> **Excerpted passage**

When it comes to state expenditures, $26,000 is not a huge outlay.

That was the bargain rate for some highway signage Arkansas bought and erected to direct people to the state’s wineries. The signs, brown with white lettering, advertise the Arkansas Wine Country Trail and the winery tours available.

Michael Post of Mount Bethel Winery in Altus, the Franklin County town around which most of the state’s older, more established wineries are centered, said the signage has already increased traffic to his winery by an estimated 10 percent. Visitors are the lifeblood of Arkansas’ wineries, even as the vintners complain that a restrictive direct shipping law prevents them from selling to customers who never make it to their location.

“Tourism will always be No. 1,” Post said. “I want it to be that way. I want them to visit and enjoy the atmosphere and wine. That’s way more important to me. It’s a way of life to us. That’s what it is all about to us.”

Al Wiederkehr of Wiederkehr Wine Cellars in Wiederkehr Village said getting promotional signs put up has been a long process and is already proving to be worth the wait. The signs are accented with what Wiederkehr called the Arkansas wine emblem: a bunch of grapes next to a bottle.

“That will be a great help to the industry and it already has been,” Wiederkehr said. “We’re going to connect Texas to Oklahoma to Missouri to Arkansas. The new maps will have our emblem on them. It has been 15 years of drudgery.

“We’re working hard to build this up. Missouri really supports their industry. We need to promote the industry.”

State Tourism Director Joe David Rice said the Arkansas Highway & Transportation Department did the wine industry a huge favor by erecting the signs at a discount. Maintaining and updating the signs as the years go by will cost money, but the initial expenditure was very much a bargain.

“The Highway Department gave it to us at a bargain-basement price,” Rice said. “The Highway Commission was reluctant to put up any signs until our commission gave the OK. We’re very proud of what has been posted.”

Rice said tourism brought in $6 billion in revenue last year and was responsible, directly or indirectly, for 100,000 Arkansas jobs. The state’s 24 million visitors generated $311 million in tax revenue, Rice said.

Only a fraction of that was wine-related, obviously, but Rice said any increase in wine traffic would have a positive effect on the state’s coffers. That’s why it was worth the investment to put up the signs, especially along Interstate 40, which passes near the epicenter of Arkansas wine country in the Altus area.

“That signage program has made a huge difference,” Rice said. “Lots of people drive through I-40 and don’t realize we have a nice and expanding wine industry.

“It’s interesting how wine tourism has expanded. It used to be hunting and fishing and camping, and wine was a niche. Now, it’s something that has a lot of potential.”

Audrey House of Chateau aux Arc Winery in Altus said the signs help promote locations that many people may either be unaware of or may not know the directions to. Post said the subsequent signs that direct people after they turn off the interstate help assure travelers they’re not going to get lost driving in unfamiliar countryside.

“It has been awesome support,” House said. “Driving to an Arkansas game, people will think, ‘How can they be in Arkansas wine country?’ Now the signs are up and people are like, ‘What? Let’s go see this, honey.’

“I would love to tell [the Parks & Tourism Department] thank you. I was really happy to see them finally come up. It has been a very excellent boost and tool for tourism awareness.”

> **Entries shown**

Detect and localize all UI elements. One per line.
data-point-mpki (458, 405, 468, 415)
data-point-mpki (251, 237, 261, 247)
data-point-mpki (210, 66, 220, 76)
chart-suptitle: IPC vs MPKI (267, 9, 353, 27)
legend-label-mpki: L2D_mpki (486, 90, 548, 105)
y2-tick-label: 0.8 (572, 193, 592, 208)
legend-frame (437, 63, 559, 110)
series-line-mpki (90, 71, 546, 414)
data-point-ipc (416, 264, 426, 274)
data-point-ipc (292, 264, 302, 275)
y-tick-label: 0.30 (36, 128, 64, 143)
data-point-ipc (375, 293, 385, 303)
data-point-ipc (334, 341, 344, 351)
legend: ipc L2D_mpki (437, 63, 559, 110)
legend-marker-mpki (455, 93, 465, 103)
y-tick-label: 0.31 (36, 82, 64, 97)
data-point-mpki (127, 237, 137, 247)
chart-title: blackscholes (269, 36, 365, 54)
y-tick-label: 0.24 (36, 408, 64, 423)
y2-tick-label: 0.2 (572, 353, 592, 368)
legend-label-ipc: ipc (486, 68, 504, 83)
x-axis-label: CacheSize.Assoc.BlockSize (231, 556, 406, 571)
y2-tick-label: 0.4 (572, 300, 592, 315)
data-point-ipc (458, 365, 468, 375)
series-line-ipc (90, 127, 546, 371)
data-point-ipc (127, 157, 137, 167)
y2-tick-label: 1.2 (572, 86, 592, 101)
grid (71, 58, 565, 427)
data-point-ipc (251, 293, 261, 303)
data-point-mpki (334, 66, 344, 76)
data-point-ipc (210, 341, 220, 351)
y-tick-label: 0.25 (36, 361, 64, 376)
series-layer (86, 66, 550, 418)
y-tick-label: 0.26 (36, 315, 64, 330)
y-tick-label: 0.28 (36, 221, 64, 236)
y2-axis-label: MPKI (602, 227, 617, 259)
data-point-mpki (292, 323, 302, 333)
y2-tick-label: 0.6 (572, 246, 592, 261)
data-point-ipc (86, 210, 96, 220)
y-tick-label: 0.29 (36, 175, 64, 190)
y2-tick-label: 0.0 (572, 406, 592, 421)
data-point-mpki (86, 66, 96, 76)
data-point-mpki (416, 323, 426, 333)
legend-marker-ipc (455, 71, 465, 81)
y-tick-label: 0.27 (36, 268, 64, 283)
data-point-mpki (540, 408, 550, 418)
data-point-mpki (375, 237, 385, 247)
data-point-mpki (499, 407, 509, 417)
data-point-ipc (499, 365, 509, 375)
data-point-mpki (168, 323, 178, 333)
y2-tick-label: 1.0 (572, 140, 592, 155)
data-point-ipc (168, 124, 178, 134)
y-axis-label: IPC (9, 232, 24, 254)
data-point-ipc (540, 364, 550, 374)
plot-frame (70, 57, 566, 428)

> **Written instruction A**
In the article about the Arkansas wine trail signs, what did the state pay for the highway signage?
> **Written instruction B**
In the article about the Arkansas wine trail signs, rewrite the passage between "State Tourism Director" and "revenue, Rice said.", inclusive, swapping "revenue" for "income".
> **Written instruction C**
Does the article about the Arkansas wine trail signs support each statement? (i) Post estimates the signs have raised traffic to his winery by about 10 percent. (ii) The signs are green with white lettering. (iii) The state had 24 million visitors.

> **Correct output A**
$26,000

> **Correct output B**
State Tourism Director Joe David Rice said the Arkansas Highway & Transportation Department did the wine industry a huge favor by erecting the signs at a discount. Maintaining and updating the signs as the years go by will cost money, but the initial expenditure was very much a bargain.

“The Highway Department gave it to us at a bargain-basement price,” Rice said. “The Highway Commission was reluctant to put up any signs until our commission gave the OK. We’re very proud of what has been posted.”

Rice said tourism brought in $6 billion in income last year and was responsible, directly or indirectly, for 100,000 Arkansas jobs. The state’s 24 million visitors generated $311 million in tax income, Rice said.

> **Correct output C**
(i) Yes: "the signage has already increased traffic to his winery by an estimated 10 percent"
(ii) No: "The signs, brown with white lettering"
(iii) Yes: "The state’s 24 million visitors generated $311 million in tax revenue"